### Problem statement
Locate every line in the records below that contains the word "name", and copy each one.

Dataset rows about figures
┌──
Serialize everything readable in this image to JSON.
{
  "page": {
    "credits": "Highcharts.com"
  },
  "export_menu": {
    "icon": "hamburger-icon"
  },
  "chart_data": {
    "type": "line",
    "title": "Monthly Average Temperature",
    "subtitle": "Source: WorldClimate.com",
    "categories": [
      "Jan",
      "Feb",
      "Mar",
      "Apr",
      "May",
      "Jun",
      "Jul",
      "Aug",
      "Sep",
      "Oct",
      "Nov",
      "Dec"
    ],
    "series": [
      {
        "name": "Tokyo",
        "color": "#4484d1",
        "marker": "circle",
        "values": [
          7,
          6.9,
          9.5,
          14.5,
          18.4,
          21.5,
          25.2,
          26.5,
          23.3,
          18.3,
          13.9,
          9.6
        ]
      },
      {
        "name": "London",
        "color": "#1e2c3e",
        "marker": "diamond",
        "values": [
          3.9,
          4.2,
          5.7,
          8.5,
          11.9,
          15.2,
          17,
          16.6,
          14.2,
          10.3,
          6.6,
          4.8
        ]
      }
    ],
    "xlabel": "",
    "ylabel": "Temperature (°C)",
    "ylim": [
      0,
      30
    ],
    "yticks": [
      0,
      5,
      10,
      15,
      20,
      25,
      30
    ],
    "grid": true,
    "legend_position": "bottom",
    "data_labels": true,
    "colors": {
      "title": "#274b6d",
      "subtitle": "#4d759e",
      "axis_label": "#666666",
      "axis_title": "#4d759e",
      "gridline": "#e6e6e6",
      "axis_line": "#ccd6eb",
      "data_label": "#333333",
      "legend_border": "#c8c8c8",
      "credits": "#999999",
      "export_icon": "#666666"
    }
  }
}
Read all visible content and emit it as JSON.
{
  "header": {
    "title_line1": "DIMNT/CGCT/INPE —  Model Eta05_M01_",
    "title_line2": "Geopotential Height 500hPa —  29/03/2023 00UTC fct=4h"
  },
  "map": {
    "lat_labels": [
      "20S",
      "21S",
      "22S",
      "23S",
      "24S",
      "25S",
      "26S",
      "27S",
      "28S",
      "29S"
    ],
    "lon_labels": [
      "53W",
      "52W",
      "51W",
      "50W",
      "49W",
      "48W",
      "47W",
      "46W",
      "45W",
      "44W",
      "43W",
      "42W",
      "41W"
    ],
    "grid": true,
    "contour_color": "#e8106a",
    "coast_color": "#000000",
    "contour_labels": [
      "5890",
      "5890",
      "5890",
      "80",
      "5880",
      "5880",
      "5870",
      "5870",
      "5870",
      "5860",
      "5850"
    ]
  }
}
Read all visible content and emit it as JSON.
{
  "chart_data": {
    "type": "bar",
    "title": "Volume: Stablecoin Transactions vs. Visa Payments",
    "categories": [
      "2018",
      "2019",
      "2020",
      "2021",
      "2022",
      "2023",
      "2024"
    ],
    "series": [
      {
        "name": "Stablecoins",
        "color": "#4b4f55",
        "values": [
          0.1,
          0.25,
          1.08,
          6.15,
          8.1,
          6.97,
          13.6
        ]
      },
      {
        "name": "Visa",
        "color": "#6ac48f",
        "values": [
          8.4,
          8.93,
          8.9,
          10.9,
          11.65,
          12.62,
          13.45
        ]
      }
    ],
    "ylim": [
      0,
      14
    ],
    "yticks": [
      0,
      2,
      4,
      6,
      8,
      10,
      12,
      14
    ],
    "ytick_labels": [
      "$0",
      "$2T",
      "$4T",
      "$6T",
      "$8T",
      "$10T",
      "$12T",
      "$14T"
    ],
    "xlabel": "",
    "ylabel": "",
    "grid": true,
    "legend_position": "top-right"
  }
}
└──
### Task output
        "name": "Tokyo",
        "name": "London",
        "name": "Stablecoins",
        "name": "Visa",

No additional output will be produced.